What you are asked to do: Count how many lines contain "hint" and reply with that number only.

--- --- ---

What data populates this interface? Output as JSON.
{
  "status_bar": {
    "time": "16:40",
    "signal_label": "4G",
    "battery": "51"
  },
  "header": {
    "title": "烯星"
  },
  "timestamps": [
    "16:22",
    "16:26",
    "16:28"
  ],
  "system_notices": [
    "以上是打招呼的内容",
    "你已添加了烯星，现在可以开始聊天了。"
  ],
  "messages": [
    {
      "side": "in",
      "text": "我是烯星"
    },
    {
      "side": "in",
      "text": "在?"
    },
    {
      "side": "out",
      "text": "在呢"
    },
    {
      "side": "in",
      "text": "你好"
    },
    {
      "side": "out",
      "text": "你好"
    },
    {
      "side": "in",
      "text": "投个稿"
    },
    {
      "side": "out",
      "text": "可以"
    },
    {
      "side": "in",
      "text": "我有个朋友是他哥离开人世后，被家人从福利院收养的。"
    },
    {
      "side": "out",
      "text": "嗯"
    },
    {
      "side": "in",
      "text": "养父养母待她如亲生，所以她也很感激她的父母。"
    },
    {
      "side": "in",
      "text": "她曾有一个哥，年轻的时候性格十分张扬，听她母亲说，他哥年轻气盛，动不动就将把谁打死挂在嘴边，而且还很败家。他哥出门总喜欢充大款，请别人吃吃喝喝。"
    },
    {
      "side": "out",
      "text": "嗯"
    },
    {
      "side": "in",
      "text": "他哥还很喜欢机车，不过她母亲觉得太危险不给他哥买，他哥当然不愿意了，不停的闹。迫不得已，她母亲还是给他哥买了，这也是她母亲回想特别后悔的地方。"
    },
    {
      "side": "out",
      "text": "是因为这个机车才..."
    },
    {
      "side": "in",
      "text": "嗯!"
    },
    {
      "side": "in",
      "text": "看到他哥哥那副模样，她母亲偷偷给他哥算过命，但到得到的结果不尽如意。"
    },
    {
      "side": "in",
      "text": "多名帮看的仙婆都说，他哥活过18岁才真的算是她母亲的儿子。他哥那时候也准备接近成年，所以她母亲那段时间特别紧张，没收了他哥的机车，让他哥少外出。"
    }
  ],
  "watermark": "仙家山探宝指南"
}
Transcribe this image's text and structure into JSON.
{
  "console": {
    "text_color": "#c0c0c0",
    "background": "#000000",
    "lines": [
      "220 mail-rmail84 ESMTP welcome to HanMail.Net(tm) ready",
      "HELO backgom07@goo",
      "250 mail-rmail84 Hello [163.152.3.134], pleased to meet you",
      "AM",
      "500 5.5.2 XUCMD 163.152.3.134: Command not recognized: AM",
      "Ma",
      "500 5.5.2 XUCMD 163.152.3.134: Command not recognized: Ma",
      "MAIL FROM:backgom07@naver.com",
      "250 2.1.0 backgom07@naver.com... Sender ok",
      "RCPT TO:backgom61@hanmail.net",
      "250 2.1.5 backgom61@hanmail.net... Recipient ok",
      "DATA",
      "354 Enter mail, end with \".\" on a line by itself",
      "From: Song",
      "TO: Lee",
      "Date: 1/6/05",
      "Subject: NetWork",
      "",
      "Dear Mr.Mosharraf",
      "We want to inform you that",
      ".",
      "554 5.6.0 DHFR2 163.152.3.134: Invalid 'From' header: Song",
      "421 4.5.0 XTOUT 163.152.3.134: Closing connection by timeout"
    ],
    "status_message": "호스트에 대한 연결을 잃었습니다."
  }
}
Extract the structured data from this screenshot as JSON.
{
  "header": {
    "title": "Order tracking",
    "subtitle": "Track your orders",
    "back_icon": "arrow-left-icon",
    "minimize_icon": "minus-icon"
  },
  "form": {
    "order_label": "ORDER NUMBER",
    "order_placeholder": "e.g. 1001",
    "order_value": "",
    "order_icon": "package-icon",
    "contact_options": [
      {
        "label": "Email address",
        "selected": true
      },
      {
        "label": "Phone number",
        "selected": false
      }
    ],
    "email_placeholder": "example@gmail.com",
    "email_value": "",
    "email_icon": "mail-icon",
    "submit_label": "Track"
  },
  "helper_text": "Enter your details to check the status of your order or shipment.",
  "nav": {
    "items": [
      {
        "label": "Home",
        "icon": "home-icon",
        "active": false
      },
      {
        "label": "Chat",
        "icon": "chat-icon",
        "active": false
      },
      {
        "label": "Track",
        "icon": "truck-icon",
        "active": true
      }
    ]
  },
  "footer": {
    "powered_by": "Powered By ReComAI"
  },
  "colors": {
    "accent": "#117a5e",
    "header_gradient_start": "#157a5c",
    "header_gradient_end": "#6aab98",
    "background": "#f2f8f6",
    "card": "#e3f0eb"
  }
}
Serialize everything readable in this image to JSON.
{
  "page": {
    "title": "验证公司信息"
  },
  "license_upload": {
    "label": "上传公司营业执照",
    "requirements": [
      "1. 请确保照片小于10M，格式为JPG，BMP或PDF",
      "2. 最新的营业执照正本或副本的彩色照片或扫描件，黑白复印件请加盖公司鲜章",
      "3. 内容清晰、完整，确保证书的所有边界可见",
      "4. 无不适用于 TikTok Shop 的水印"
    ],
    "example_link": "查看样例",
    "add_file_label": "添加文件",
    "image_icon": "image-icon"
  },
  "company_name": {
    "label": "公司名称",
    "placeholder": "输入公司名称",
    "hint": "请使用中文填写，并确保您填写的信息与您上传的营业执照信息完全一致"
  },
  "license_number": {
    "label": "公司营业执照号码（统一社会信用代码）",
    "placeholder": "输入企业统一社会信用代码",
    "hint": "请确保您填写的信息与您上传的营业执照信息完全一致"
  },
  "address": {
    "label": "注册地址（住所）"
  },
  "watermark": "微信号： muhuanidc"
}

--- --- ---

Response below: 2